— Begin —
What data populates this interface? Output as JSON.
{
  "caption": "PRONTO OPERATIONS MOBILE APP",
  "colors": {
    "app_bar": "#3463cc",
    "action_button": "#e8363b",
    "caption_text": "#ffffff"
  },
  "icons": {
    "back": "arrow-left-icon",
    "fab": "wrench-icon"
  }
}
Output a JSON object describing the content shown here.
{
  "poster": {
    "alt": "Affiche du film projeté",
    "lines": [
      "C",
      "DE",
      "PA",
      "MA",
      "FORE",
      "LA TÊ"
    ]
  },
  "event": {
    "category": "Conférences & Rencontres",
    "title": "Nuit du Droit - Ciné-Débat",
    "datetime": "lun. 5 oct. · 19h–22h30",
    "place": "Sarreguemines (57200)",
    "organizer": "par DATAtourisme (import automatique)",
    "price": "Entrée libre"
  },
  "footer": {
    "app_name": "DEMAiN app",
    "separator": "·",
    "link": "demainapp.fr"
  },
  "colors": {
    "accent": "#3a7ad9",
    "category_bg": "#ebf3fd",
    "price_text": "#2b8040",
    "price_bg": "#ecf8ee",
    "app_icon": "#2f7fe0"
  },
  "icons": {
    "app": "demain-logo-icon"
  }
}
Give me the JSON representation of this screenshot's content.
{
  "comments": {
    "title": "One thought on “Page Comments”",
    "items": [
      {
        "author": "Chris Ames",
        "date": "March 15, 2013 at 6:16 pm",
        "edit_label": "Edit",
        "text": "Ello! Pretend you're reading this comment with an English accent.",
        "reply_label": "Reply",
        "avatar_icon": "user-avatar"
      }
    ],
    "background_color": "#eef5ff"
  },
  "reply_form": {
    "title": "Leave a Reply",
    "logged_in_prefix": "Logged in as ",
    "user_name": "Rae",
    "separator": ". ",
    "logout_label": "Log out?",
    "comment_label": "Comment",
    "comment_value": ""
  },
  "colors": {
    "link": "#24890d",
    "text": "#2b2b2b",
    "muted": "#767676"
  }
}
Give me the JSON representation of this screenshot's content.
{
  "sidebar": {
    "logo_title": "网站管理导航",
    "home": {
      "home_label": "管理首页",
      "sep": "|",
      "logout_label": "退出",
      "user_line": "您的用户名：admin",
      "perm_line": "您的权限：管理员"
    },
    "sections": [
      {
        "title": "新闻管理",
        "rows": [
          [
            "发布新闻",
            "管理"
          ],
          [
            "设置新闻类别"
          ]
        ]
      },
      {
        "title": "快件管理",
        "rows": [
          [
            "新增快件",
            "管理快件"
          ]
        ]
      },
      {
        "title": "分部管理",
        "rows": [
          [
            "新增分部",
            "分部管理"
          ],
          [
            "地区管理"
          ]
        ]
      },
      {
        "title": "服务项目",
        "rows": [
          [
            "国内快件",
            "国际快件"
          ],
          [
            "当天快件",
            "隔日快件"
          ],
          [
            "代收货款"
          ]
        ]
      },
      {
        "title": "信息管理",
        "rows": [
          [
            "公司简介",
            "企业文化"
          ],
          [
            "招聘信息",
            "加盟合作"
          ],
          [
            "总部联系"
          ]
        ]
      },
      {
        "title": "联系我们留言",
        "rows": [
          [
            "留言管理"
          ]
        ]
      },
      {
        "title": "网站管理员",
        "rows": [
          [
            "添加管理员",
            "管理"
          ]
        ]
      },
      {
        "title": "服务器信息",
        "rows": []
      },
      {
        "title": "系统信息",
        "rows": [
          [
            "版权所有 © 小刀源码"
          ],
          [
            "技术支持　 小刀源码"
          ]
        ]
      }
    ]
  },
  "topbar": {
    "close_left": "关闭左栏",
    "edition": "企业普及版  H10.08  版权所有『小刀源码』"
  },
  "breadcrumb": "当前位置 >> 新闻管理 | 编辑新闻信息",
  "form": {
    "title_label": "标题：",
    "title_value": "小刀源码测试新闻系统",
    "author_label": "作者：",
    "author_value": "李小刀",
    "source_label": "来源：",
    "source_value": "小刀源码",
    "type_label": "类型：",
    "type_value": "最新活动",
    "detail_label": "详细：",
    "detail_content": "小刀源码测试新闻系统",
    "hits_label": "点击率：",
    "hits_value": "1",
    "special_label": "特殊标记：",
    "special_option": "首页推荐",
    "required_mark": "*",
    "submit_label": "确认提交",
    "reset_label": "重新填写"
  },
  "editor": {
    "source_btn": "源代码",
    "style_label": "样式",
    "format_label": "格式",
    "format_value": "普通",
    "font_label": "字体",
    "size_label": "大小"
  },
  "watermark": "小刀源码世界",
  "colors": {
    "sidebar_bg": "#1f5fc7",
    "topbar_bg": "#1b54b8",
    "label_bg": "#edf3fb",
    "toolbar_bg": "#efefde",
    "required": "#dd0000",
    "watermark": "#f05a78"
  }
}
— End —
• WHAT IS EXPECTED:
Using the listing above, state the number of lines that hold "小刀源码测试新闻系统", with no other text.

• EXERCISE RESULT:
2